Source records:
■ ■ ■ ■ ■ ■ ■

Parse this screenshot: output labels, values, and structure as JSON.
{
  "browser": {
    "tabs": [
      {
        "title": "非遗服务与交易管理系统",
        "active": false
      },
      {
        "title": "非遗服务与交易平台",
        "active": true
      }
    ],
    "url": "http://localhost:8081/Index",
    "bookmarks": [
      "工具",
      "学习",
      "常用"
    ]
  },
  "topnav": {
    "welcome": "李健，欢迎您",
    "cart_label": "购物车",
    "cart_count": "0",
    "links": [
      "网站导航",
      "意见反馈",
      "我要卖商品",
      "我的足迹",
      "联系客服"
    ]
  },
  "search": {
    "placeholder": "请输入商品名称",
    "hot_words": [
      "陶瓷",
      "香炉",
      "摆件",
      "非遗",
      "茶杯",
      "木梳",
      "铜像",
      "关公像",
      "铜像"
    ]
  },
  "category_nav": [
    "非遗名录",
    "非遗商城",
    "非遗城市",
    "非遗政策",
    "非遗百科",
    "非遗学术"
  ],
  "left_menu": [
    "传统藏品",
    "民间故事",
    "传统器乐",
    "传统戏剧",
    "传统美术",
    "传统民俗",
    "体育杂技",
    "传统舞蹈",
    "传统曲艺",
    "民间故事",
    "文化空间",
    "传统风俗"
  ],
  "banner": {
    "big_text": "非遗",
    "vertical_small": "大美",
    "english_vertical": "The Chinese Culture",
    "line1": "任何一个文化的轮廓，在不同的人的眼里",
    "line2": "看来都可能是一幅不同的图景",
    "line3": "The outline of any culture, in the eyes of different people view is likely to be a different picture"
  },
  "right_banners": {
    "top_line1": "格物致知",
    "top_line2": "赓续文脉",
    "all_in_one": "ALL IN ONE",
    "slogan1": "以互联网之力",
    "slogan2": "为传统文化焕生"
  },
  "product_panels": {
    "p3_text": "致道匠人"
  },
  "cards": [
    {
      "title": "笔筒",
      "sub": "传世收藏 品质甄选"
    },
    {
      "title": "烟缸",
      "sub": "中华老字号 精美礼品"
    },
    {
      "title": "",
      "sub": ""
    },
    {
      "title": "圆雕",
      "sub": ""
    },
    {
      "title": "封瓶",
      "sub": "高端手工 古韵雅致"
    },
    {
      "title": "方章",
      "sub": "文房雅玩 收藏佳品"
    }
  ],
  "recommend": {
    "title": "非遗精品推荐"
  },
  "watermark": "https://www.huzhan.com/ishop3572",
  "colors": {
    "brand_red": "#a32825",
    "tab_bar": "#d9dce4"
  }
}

■ ■ ■ ■ ■ ■ ■

Objective: Write down every line of the data above that includes the string "title".

Result below:
        "title": "非遗服务与交易管理系统",
        "title": "非遗服务与交易平台",
      "title": "笔筒",
      "title": "烟缸",
      "title": "",
      "title": "圆雕",
      "title": "封瓶",
      "title": "方章",
    "title": "非遗精品推荐"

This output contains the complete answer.